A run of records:
━━━━━━━━━━━━━━━━

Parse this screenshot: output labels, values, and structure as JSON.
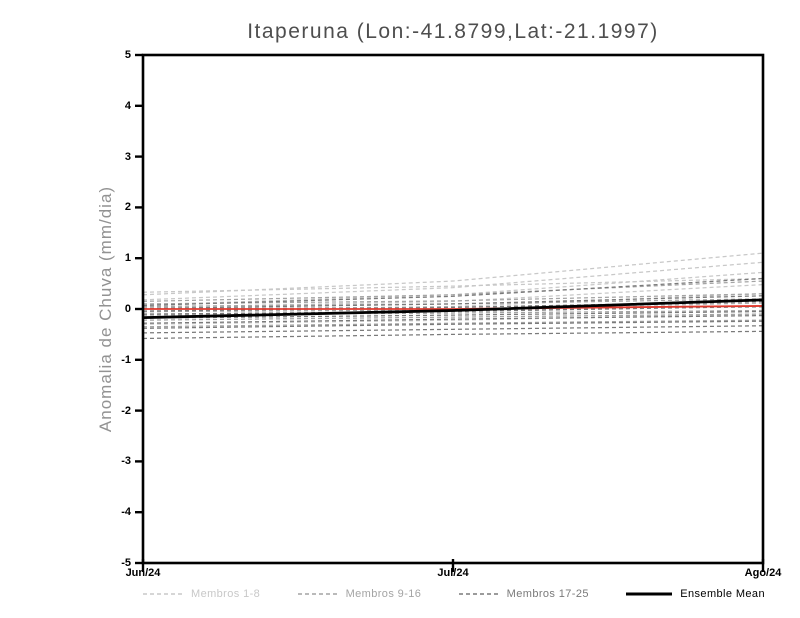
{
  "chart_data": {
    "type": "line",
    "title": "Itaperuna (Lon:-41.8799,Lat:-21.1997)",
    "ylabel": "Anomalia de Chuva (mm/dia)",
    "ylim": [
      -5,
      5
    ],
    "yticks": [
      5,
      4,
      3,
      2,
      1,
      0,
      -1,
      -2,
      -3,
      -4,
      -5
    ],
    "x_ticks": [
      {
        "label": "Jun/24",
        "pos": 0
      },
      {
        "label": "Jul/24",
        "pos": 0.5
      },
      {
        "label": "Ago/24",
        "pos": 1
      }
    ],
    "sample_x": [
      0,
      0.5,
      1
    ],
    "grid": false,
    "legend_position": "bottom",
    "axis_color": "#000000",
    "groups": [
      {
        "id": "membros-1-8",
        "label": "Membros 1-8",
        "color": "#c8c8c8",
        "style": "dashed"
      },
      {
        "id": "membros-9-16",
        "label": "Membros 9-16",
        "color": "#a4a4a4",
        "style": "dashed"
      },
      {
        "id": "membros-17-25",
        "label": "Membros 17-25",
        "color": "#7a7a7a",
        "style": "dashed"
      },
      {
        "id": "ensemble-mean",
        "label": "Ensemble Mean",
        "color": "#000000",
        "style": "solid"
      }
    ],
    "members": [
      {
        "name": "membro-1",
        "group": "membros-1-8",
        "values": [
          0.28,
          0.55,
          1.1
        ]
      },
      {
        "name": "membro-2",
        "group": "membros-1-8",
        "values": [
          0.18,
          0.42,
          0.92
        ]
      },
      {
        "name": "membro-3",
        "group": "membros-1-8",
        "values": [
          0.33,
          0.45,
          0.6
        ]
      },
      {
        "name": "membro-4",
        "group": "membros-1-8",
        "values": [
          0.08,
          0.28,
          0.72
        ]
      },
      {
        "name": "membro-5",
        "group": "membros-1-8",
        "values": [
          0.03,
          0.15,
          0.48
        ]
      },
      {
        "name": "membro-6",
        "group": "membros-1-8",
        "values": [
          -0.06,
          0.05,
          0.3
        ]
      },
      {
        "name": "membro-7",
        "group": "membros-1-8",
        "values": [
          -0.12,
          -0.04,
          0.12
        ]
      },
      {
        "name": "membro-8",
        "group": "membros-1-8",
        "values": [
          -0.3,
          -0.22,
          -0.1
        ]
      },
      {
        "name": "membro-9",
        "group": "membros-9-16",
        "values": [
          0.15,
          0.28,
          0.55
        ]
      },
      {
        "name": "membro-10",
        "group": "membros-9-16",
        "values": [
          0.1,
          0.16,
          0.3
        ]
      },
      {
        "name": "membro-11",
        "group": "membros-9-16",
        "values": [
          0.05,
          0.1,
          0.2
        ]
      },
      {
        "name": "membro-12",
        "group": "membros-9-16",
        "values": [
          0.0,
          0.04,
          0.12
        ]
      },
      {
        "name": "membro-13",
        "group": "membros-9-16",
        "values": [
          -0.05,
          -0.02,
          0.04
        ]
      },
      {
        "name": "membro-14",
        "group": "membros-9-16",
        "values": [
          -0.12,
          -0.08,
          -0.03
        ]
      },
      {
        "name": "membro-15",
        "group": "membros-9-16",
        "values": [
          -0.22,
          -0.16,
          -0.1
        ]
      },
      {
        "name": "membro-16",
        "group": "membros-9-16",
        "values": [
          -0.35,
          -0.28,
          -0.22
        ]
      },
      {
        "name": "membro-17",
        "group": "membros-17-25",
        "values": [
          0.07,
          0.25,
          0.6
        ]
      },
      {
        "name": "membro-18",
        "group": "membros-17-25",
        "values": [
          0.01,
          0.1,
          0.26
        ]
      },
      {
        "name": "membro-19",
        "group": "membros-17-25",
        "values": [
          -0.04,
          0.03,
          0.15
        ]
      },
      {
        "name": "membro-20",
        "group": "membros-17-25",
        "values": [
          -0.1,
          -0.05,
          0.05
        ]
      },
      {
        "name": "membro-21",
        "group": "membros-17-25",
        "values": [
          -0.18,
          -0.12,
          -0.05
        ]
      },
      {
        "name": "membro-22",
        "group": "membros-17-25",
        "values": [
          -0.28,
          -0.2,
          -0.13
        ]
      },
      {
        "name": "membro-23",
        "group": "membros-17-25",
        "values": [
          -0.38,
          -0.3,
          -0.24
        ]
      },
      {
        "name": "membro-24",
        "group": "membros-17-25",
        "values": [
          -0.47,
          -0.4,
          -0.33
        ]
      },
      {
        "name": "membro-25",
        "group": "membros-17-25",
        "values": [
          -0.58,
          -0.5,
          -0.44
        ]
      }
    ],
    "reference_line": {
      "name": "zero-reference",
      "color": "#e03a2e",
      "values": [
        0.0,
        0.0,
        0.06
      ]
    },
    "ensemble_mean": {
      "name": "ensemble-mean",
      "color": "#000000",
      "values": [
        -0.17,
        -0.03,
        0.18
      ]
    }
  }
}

━━━━━━━━━━━━━━━━

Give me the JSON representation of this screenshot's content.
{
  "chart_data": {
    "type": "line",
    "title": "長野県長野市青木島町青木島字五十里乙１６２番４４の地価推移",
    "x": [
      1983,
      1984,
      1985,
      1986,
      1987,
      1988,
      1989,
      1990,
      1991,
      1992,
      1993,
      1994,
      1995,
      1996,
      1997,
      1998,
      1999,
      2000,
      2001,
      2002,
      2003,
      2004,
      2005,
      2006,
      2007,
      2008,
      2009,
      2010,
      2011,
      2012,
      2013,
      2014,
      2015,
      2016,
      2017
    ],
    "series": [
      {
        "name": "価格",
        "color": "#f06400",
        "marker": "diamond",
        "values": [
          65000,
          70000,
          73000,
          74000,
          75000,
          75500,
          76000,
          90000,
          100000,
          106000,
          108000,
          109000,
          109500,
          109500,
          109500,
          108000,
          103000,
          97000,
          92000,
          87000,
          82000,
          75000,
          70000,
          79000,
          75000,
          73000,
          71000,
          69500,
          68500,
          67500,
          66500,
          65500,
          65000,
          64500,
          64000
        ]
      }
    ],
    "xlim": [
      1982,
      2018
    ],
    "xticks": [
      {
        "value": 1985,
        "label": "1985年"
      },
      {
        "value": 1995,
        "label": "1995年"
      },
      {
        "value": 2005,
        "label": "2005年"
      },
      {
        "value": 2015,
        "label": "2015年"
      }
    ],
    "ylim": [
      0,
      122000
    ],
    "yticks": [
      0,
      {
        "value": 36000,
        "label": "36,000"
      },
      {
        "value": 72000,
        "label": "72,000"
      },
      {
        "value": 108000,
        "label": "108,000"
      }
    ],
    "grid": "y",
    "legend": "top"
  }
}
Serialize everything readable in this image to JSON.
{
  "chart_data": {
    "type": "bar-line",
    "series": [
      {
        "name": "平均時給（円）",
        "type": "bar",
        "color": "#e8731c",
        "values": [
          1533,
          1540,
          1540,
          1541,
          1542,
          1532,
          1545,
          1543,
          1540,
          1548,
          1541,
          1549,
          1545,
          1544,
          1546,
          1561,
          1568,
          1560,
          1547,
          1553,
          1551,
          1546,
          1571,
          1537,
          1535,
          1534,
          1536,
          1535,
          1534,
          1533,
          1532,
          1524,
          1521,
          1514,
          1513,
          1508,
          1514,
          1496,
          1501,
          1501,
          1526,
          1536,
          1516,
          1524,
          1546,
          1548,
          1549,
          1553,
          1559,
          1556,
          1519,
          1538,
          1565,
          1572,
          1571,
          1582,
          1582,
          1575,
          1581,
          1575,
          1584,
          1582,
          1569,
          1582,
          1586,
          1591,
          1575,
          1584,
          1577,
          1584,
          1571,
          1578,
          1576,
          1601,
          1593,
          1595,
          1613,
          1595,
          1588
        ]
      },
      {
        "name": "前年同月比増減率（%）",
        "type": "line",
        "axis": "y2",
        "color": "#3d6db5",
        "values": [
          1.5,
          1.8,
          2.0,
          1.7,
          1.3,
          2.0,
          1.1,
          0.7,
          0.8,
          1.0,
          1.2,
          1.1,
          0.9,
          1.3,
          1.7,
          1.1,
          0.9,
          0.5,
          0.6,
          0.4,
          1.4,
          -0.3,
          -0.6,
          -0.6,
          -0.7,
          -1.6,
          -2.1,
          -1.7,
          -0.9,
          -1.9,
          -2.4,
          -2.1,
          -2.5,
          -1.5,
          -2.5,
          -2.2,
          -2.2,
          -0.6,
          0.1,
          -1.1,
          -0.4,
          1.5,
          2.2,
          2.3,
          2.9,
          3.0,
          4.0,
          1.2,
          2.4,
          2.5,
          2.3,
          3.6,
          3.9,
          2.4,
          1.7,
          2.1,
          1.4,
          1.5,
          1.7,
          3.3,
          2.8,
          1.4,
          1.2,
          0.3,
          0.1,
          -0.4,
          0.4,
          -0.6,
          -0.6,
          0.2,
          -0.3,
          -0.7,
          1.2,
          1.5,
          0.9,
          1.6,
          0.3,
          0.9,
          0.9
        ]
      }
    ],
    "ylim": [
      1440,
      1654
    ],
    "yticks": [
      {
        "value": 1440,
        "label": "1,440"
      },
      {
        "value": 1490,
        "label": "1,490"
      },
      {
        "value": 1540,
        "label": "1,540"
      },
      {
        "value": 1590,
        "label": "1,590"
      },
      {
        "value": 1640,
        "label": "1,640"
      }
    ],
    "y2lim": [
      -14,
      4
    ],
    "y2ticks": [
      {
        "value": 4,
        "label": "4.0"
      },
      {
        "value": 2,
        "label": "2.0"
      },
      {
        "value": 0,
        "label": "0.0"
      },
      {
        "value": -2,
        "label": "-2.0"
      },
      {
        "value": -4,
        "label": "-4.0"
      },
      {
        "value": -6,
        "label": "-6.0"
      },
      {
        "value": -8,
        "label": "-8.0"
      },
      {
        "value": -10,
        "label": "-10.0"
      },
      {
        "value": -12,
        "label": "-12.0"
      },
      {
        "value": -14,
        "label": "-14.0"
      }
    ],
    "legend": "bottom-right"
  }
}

━━━━━━━━━━━━━━━━

Aim: In how many lines does the word "title" appear? Respond with the number alone.

Solution to the exercise: 2